* _Description of the task_: Copy all the material below, exactly as it stands.

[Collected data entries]
────────────────────
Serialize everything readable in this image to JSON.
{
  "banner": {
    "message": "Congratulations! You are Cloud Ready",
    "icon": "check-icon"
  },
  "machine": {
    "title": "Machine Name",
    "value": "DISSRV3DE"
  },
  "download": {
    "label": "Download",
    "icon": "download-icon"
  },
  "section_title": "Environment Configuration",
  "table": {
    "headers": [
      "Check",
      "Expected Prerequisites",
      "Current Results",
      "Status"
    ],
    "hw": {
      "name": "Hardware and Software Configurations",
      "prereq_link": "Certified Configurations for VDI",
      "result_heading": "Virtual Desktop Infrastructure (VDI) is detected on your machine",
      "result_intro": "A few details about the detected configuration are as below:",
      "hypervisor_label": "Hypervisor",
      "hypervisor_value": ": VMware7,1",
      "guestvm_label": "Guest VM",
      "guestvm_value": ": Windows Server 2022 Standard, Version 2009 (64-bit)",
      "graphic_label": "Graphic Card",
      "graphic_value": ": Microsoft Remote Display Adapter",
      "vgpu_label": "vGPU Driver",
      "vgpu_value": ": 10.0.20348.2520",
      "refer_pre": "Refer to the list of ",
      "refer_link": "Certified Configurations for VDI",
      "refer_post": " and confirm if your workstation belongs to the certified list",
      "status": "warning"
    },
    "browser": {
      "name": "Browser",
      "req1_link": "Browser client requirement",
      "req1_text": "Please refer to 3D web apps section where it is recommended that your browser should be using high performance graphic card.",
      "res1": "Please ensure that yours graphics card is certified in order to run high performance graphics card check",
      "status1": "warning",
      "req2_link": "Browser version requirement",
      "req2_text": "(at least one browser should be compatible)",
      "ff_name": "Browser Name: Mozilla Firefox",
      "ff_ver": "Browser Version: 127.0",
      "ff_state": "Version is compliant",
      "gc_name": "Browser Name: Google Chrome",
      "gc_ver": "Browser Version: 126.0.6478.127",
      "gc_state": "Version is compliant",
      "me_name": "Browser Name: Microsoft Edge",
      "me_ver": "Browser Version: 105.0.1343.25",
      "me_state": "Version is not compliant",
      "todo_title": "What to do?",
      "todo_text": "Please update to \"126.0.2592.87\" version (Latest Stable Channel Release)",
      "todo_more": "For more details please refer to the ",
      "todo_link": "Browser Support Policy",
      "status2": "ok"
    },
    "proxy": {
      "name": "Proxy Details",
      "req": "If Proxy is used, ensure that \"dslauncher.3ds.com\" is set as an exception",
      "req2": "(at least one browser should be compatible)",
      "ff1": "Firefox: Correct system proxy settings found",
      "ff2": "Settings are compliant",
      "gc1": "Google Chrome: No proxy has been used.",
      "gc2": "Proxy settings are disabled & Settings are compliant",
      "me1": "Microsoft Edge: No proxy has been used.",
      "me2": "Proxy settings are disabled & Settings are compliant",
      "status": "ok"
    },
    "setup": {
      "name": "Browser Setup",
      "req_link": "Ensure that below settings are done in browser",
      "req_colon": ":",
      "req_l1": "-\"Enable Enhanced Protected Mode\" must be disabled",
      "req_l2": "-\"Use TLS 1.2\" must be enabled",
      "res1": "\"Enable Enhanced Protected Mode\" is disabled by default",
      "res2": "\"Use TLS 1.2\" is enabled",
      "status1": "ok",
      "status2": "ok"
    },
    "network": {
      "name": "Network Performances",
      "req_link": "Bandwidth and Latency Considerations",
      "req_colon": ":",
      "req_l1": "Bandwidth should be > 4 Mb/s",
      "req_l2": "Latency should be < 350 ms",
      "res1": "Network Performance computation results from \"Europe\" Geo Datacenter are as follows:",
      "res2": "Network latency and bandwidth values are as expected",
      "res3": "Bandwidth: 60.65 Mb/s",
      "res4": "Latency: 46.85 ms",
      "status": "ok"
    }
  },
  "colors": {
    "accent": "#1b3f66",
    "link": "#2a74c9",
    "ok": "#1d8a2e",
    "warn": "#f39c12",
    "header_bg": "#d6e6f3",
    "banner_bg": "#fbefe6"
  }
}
────────────────────
* _Final answer_:
Serialize everything readable in this image to JSON.
{
  "banner": {
    "message": "Congratulations! You are Cloud Ready",
    "icon": "check-icon"
  },
  "machine": {
    "title": "Machine Name",
    "value": "DISSRV3DE"
  },
  "download": {
    "label": "Download",
    "icon": "download-icon"
  },
  "section_title": "Environment Configuration",
  "table": {
    "headers": [
      "Check",
      "Expected Prerequisites",
      "Current Results",
      "Status"
    ],
    "hw": {
      "name": "Hardware and Software Configurations",
      "prereq_link": "Certified Configurations for VDI",
      "result_heading": "Virtual Desktop Infrastructure (VDI) is detected on your machine",
      "result_intro": "A few details about the detected configuration are as below:",
      "hypervisor_label": "Hypervisor",
      "hypervisor_value": ": VMware7,1",
      "guestvm_label": "Guest VM",
      "guestvm_value": ": Windows Server 2022 Standard, Version 2009 (64-bit)",
      "graphic_label": "Graphic Card",
      "graphic_value": ": Microsoft Remote Display Adapter",
      "vgpu_label": "vGPU Driver",
      "vgpu_value": ": 10.0.20348.2520",
      "refer_pre": "Refer to the list of ",
      "refer_link": "Certified Configurations for VDI",
      "refer_post": " and confirm if your workstation belongs to the certified list",
      "status": "warning"
    },
    "browser": {
      "name": "Browser",
      "req1_link": "Browser client requirement",
      "req1_text": "Please refer to 3D web apps section where it is recommended that your browser should be using high performance graphic card.",
      "res1": "Please ensure that yours graphics card is certified in order to run high performance graphics card check",
      "status1": "warning",
      "req2_link": "Browser version requirement",
      "req2_text": "(at least one browser should be compatible)",
      "ff_name": "Browser Name: Mozilla Firefox",
      "ff_ver": "Browser Version: 127.0",
      "ff_state": "Version is compliant",
      "gc_name": "Browser Name: Google Chrome",
      "gc_ver": "Browser Version: 126.0.6478.127",
      "gc_state": "Version is compliant",
      "me_name": "Browser Name: Microsoft Edge",
      "me_ver": "Browser Version: 105.0.1343.25",
      "me_state": "Version is not compliant",
      "todo_title": "What to do?",
      "todo_text": "Please update to \"126.0.2592.87\" version (Latest Stable Channel Release)",
      "todo_more": "For more details please refer to the ",
      "todo_link": "Browser Support Policy",
      "status2": "ok"
    },
    "proxy": {
      "name": "Proxy Details",
      "req": "If Proxy is used, ensure that \"dslauncher.3ds.com\" is set as an exception",
      "req2": "(at least one browser should be compatible)",
      "ff1": "Firefox: Correct system proxy settings found",
      "ff2": "Settings are compliant",
      "gc1": "Google Chrome: No proxy has been used.",
      "gc2": "Proxy settings are disabled & Settings are compliant",
      "me1": "Microsoft Edge: No proxy has been used.",
      "me2": "Proxy settings are disabled & Settings are compliant",
      "status": "ok"
    },
    "setup": {
      "name": "Browser Setup",
      "req_link": "Ensure that below settings are done in browser",
      "req_colon": ":",
      "req_l1": "-\"Enable Enhanced Protected Mode\" must be disabled",
      "req_l2": "-\"Use TLS 1.2\" must be enabled",
      "res1": "\"Enable Enhanced Protected Mode\" is disabled by default",
      "res2": "\"Use TLS 1.2\" is enabled",
      "status1": "ok",
      "status2": "ok"
    },
    "network": {
      "name": "Network Performances",
      "req_link": "Bandwidth and Latency Considerations",
      "req_colon": ":",
      "req_l1": "Bandwidth should be > 4 Mb/s",
      "req_l2": "Latency should be < 350 ms",
      "res1": "Network Performance computation results from \"Europe\" Geo Datacenter are as follows:",
      "res2": "Network latency and bandwidth values are as expected",
      "res3": "Bandwidth: 60.65 Mb/s",
      "res4": "Latency: 46.85 ms",
      "status": "ok"
    }
  },
  "colors": {
    "accent": "#1b3f66",
    "link": "#2a74c9",
    "ok": "#1d8a2e",
    "warn": "#f39c12",
    "header_bg": "#d6e6f3",
    "banner_bg": "#fbefe6"
  }
}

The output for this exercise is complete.